====== RAW DATA ======

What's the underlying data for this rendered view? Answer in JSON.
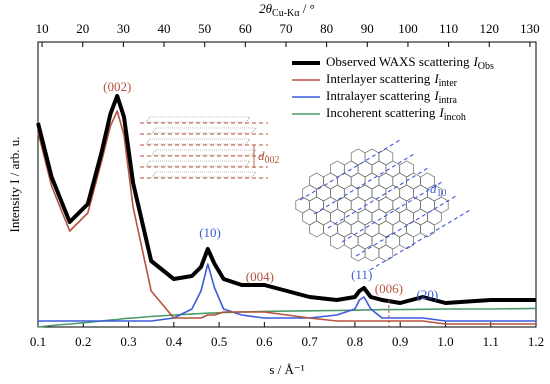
{
  "chart_data": {
    "type": "line",
    "xlabel": "s / Å⁻¹",
    "ylabel": "Intensity I / arb. u.",
    "x2label": {
      "main": "2θ",
      "sub": "Cu-Kα",
      "unit": " / °"
    },
    "xlim": [
      0.1,
      1.2
    ],
    "xticks": [
      0.1,
      0.2,
      0.3,
      0.4,
      0.5,
      0.6,
      0.7,
      0.8,
      0.9,
      {
        "value": 1,
        "label": "1.0"
      },
      1.1,
      1.2
    ],
    "x2lim": [
      9,
      131.5
    ],
    "x2ticks": [
      10,
      20,
      30,
      40,
      50,
      60,
      70,
      80,
      90,
      100,
      110,
      120,
      130
    ],
    "ylim": [
      0,
      95
    ],
    "legend": "upper right",
    "x": [
      0.1,
      0.13,
      0.17,
      0.21,
      0.24,
      0.26,
      0.275,
      0.29,
      0.31,
      0.35,
      0.4,
      0.44,
      0.46,
      0.475,
      0.49,
      0.51,
      0.55,
      0.6,
      0.65,
      0.7,
      0.76,
      0.8,
      0.81,
      0.82,
      0.835,
      0.86,
      0.9,
      0.95,
      1.0,
      1.1,
      1.2
    ],
    "series": [
      {
        "name": "Observed WAXS scattering",
        "symbol": "I",
        "subscript": "Obs",
        "color": "#000000",
        "width": 4,
        "values": [
          68,
          50,
          35,
          41,
          58,
          71,
          77,
          70,
          48,
          22,
          16,
          17,
          20,
          26,
          21,
          16,
          14,
          14,
          12,
          10,
          9,
          10,
          12,
          13,
          10,
          9,
          8,
          10,
          8,
          9,
          9
        ]
      },
      {
        "name": "Interlayer scattering",
        "symbol": "I",
        "subscript": "inter",
        "color": "#b5533c",
        "width": 1.6,
        "values": [
          65,
          47,
          32,
          38,
          55,
          67,
          72,
          64,
          40,
          12,
          3,
          3,
          3,
          4,
          4,
          5,
          5,
          5,
          4,
          3,
          2,
          2,
          2,
          2,
          2,
          2,
          2,
          2,
          1,
          1,
          1
        ]
      },
      {
        "name": "Intralayer scattering",
        "symbol": "I",
        "subscript": "intra",
        "color": "#3b5bdb",
        "width": 1.6,
        "values": [
          2,
          2,
          2,
          2,
          2,
          2,
          2,
          2,
          2,
          2,
          3,
          6,
          12,
          21,
          13,
          6,
          4,
          3,
          3,
          3,
          4,
          6,
          9,
          10,
          6,
          3,
          3,
          3,
          2,
          2,
          2
        ]
      },
      {
        "name": "Incoherent scattering",
        "symbol": "I",
        "subscript": "incoh",
        "color": "#4a9a6a",
        "width": 1.6,
        "values": [
          0,
          0.5,
          1,
          1.5,
          2,
          2.3,
          2.5,
          2.8,
          3,
          3.5,
          4,
          4.3,
          4.5,
          4.6,
          4.7,
          4.8,
          5,
          5.2,
          5.3,
          5.4,
          5.5,
          5.6,
          5.6,
          5.7,
          5.7,
          5.8,
          5.8,
          5.9,
          6,
          6,
          6.2
        ]
      }
    ],
    "annotations": [
      {
        "text": "(002)",
        "x": 0.275,
        "color": "#b5533c"
      },
      {
        "text": "(10)",
        "x": 0.48,
        "color": "#3b5bdb"
      },
      {
        "text": "(004)",
        "x": 0.59,
        "color": "#b5533c"
      },
      {
        "text": "(11)",
        "x": 0.815,
        "color": "#3b5bdb"
      },
      {
        "text": "(006)",
        "x": 0.875,
        "color": "#b5533c"
      },
      {
        "text": "(20)",
        "x": 0.96,
        "color": "#3b5bdb"
      }
    ],
    "spacings": [
      {
        "symbol": "d",
        "subscript": "002",
        "color": "#b5533c"
      },
      {
        "symbol": "d",
        "subscript": "10",
        "color": "#3b5bdb"
      }
    ]
  }
}
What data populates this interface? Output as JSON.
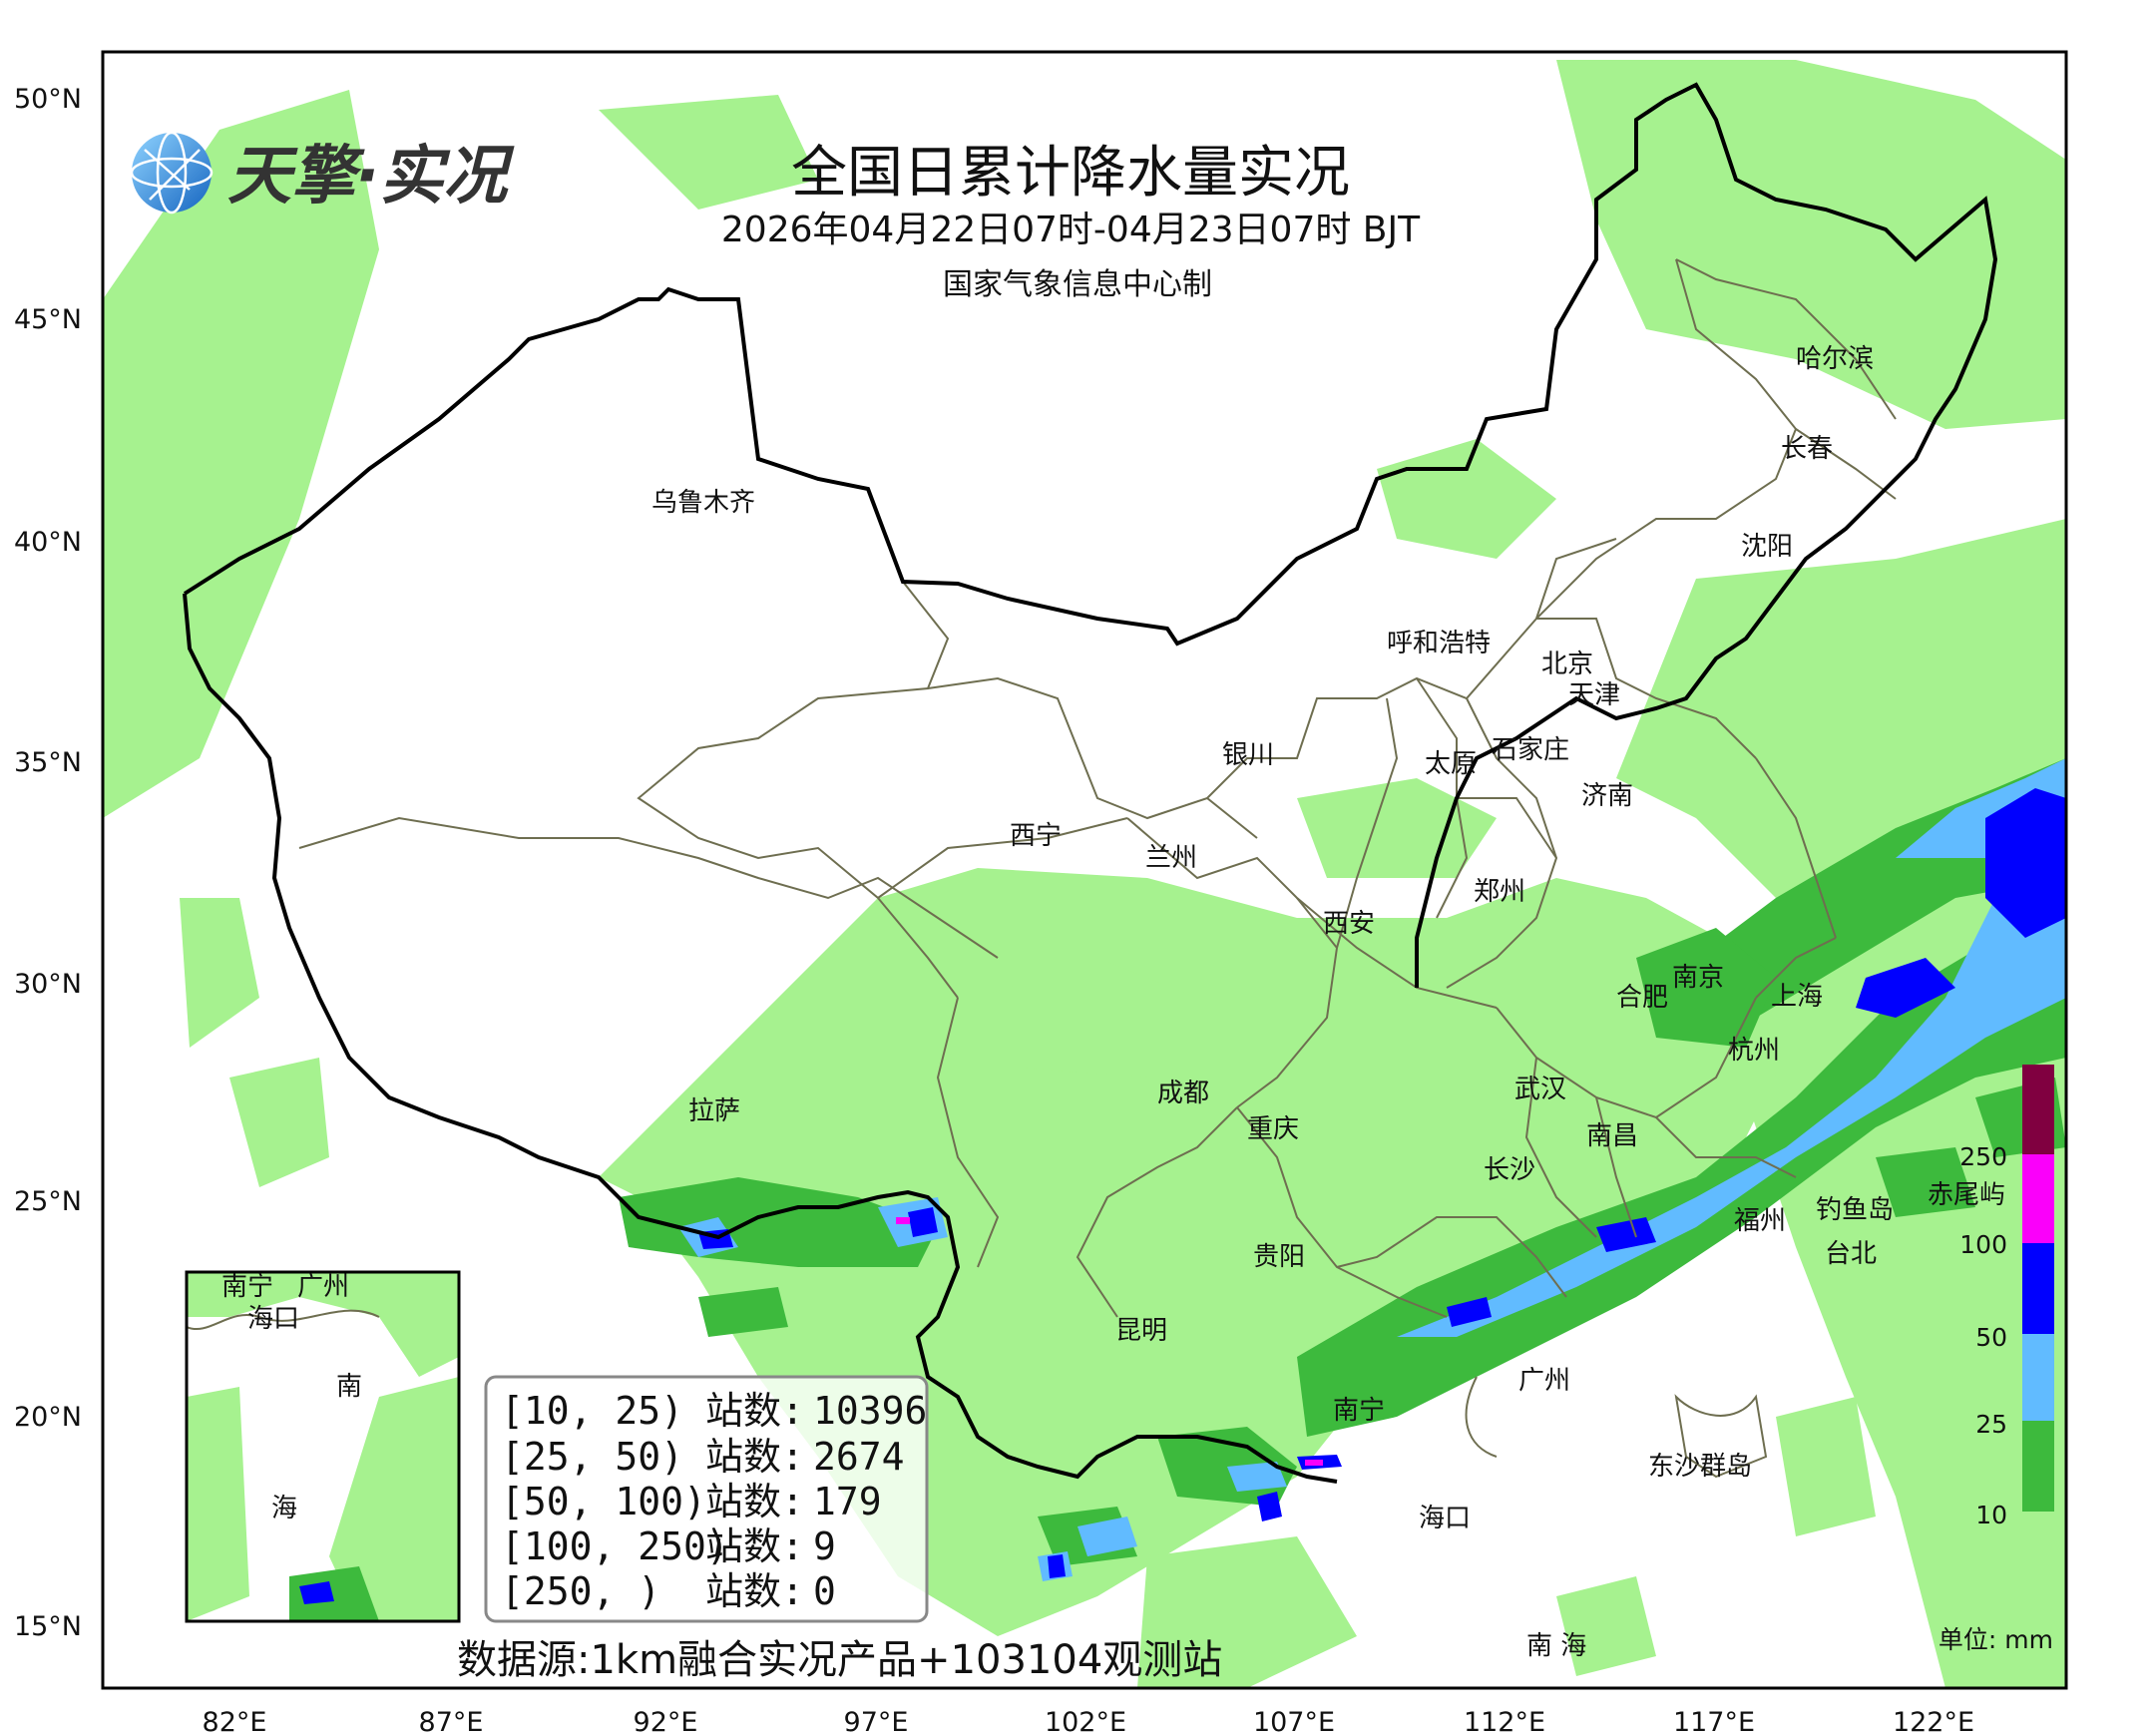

======

Select all lines in the listing above where the word "name" appears, and show them.

> [FINAL RESULT]:
        "name": "Observed WAXS scattering",
        "name": "Interlayer scattering",
        "name": "Intralayer scattering",
        "name": "Incoherent scattering",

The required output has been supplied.